* **Material for this exercise**:
=-=-=
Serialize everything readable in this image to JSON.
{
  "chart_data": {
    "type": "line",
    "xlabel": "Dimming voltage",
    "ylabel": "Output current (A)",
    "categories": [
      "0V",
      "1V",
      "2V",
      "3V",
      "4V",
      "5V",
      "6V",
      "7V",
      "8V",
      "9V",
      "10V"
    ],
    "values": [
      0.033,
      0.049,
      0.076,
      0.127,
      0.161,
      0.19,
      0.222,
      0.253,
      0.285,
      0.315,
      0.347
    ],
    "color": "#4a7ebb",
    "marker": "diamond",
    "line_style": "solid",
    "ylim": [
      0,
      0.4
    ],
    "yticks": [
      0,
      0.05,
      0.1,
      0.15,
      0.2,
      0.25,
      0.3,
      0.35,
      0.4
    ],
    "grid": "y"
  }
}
=-=-=
* **The problem**:
Extract the entries above verbatim.

* **Result for this exercise**:
Serialize everything readable in this image to JSON.
{
  "chart_data": {
    "type": "line",
    "xlabel": "Dimming voltage",
    "ylabel": "Output current (A)",
    "categories": [
      "0V",
      "1V",
      "2V",
      "3V",
      "4V",
      "5V",
      "6V",
      "7V",
      "8V",
      "9V",
      "10V"
    ],
    "values": [
      0.033,
      0.049,
      0.076,
      0.127,
      0.161,
      0.19,
      0.222,
      0.253,
      0.285,
      0.315,
      0.347
    ],
    "color": "#4a7ebb",
    "marker": "diamond",
    "line_style": "solid",
    "ylim": [
      0,
      0.4
    ],
    "yticks": [
      0,
      0.05,
      0.1,
      0.15,
      0.2,
      0.25,
      0.3,
      0.35,
      0.4
    ],
    "grid": "y"
  }
}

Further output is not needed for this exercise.